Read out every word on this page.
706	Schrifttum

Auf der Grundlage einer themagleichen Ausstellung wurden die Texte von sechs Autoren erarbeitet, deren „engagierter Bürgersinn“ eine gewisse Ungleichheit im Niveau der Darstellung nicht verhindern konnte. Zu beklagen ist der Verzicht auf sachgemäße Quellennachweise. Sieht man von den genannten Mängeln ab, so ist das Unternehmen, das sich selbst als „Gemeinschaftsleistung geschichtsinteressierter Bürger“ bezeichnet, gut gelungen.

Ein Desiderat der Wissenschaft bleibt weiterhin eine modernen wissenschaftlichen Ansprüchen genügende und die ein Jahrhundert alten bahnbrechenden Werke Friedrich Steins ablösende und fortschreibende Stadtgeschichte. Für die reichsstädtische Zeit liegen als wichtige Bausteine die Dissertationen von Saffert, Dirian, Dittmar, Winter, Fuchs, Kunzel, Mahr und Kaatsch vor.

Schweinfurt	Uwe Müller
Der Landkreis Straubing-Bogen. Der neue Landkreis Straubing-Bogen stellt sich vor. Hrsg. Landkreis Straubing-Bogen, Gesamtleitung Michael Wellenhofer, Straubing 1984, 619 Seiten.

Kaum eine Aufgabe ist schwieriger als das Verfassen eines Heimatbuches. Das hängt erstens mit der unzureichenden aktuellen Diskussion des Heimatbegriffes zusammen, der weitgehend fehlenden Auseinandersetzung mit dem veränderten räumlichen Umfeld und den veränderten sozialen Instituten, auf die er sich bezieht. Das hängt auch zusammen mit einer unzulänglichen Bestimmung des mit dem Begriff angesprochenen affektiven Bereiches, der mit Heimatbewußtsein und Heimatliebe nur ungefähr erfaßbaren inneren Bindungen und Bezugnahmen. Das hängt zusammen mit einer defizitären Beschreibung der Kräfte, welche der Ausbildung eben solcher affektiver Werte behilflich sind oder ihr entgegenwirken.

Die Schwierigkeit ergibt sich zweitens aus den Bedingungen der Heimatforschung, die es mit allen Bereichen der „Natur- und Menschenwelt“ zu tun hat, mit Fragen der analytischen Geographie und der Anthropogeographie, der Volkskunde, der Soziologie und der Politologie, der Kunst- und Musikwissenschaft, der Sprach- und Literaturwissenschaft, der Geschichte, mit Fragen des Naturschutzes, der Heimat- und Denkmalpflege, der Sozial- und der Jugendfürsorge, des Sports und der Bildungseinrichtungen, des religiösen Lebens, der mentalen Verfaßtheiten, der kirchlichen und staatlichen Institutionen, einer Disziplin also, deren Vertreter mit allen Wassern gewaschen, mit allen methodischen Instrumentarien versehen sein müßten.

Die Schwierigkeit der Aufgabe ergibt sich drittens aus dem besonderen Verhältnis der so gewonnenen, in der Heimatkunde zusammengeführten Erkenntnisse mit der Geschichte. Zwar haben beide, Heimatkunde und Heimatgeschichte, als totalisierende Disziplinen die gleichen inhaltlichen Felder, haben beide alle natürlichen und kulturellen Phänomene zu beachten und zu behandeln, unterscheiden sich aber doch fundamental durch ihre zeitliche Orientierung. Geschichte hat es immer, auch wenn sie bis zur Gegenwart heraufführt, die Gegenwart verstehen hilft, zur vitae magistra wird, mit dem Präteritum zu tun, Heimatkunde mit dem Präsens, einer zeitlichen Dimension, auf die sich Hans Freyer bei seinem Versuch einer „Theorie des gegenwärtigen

-- -- --

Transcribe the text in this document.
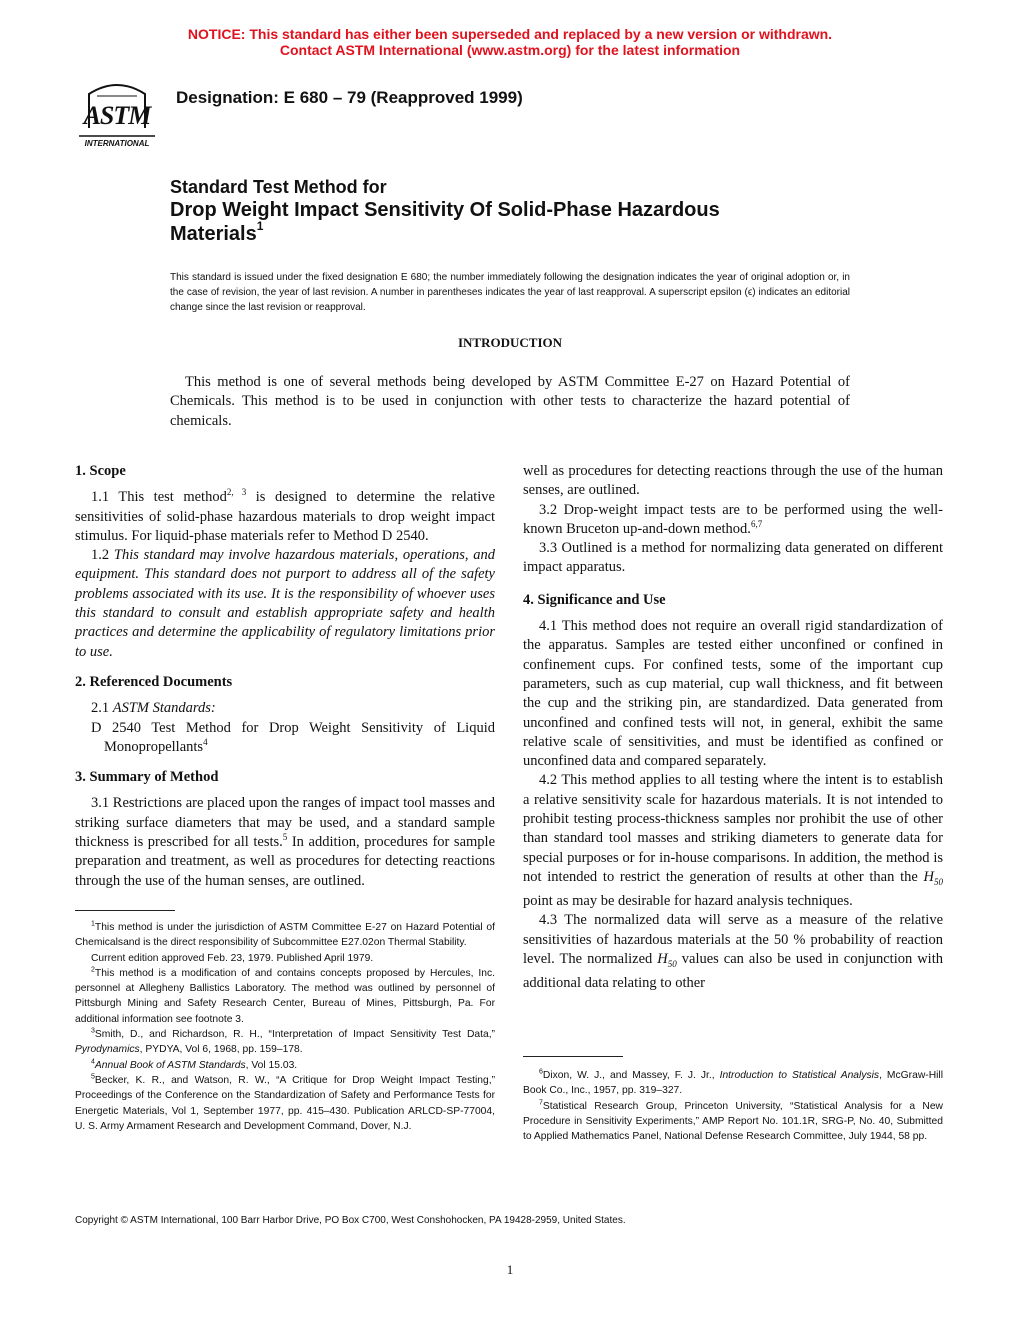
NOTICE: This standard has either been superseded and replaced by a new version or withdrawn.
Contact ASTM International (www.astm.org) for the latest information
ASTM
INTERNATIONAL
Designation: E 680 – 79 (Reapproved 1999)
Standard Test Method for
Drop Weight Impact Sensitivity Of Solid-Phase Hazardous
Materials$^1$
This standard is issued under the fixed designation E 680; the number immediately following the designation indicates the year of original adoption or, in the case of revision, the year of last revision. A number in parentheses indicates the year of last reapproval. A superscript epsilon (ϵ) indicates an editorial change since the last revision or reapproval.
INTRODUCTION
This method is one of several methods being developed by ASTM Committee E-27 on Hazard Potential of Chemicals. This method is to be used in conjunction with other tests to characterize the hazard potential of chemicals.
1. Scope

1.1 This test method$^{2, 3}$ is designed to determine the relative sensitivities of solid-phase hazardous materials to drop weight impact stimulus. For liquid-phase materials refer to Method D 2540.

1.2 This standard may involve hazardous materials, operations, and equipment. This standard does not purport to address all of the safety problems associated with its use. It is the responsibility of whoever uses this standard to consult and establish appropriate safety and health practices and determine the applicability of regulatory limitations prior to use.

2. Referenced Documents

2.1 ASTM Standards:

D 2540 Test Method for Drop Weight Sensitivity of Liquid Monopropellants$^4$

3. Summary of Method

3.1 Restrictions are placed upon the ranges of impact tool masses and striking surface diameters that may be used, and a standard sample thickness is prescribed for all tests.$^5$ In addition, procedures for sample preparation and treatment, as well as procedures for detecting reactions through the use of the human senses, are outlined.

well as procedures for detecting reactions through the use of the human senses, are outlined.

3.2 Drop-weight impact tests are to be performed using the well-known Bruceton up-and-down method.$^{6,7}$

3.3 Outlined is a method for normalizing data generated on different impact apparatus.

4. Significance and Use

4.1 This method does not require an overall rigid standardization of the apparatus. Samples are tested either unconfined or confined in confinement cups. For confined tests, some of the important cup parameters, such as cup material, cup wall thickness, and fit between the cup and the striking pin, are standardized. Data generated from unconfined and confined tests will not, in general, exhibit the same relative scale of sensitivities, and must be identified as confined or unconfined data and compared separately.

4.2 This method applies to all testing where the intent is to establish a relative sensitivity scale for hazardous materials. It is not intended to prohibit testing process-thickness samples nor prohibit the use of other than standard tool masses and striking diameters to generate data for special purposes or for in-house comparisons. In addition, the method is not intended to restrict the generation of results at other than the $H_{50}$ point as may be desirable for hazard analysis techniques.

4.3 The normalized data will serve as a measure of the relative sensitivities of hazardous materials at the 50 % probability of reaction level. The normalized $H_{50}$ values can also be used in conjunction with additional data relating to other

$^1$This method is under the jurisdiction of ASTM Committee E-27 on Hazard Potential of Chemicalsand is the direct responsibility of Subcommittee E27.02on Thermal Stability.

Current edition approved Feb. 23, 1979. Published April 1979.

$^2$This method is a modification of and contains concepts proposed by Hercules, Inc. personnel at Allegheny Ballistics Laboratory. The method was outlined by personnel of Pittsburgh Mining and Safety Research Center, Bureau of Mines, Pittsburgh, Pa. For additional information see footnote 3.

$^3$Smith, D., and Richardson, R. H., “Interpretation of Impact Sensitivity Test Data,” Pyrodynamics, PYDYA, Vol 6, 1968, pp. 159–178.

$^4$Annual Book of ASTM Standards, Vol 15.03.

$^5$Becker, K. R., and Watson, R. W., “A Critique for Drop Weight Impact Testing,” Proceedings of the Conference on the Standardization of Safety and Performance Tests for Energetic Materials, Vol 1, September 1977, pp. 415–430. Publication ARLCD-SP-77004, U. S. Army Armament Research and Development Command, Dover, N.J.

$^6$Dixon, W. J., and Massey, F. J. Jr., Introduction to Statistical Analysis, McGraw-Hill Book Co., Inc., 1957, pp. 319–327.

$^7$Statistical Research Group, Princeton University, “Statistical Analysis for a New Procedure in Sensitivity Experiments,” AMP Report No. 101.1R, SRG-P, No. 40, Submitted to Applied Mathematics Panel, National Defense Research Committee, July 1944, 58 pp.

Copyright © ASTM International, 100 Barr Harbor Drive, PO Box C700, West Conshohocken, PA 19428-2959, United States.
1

-- -- --

- [WHAT YOU SHOULD DO]: Check each line above for the string "Book" and show the ones that have it.

- [SOLVED EXERCISE]:
$^4$Annual Book of ASTM Standards, Vol 15.03.
$^6$Dixon, W. J., and Massey, F. J. Jr., Introduction to Statistical Analysis, McGraw-Hill Book Co., Inc., 1957, pp. 319–327.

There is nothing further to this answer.